* **Exercise task**
Gather every line in the records below that contains the word "name".

★ ★ ★ ★

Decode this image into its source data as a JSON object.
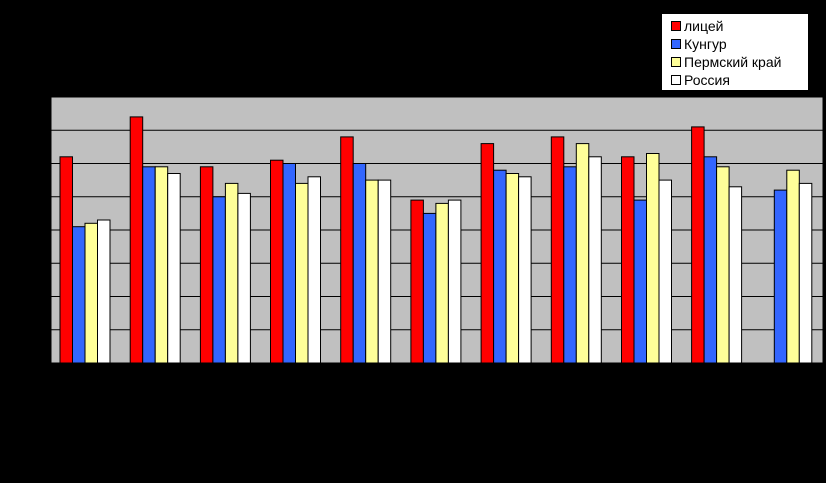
{
  "chart_data": {
    "type": "bar",
    "title": "",
    "xlabel": "",
    "ylabel": "",
    "ylim": [
      0,
      8
    ],
    "grid": true,
    "legend_position": "top-right",
    "categories": [
      "",
      "",
      "",
      "",
      "",
      "",
      "",
      "",
      "",
      "",
      ""
    ],
    "series": [
      {
        "name": "лицей",
        "color": "#ff0000",
        "values": [
          6.2,
          7.4,
          5.9,
          6.1,
          6.8,
          4.9,
          6.6,
          6.8,
          6.2,
          7.1,
          null
        ]
      },
      {
        "name": "Кунгур",
        "color": "#3366ff",
        "values": [
          4.1,
          5.9,
          5.0,
          6.0,
          6.0,
          4.5,
          5.8,
          5.9,
          4.9,
          6.2,
          5.2
        ]
      },
      {
        "name": "Пермский край",
        "color": "#ffff99",
        "values": [
          4.2,
          5.9,
          5.4,
          5.4,
          5.5,
          4.8,
          5.7,
          6.6,
          6.3,
          5.9,
          5.8
        ]
      },
      {
        "name": "Россия",
        "color": "#ffffff",
        "values": [
          4.3,
          5.7,
          5.1,
          5.6,
          5.5,
          4.9,
          5.6,
          6.2,
          5.5,
          5.3,
          5.4
        ]
      }
    ]
  }
}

★ ★ ★ ★

* **Solved problem**
        "name": "лицей",
        "name": "Кунгур",
        "name": "Пермский край",
        "name": "Россия",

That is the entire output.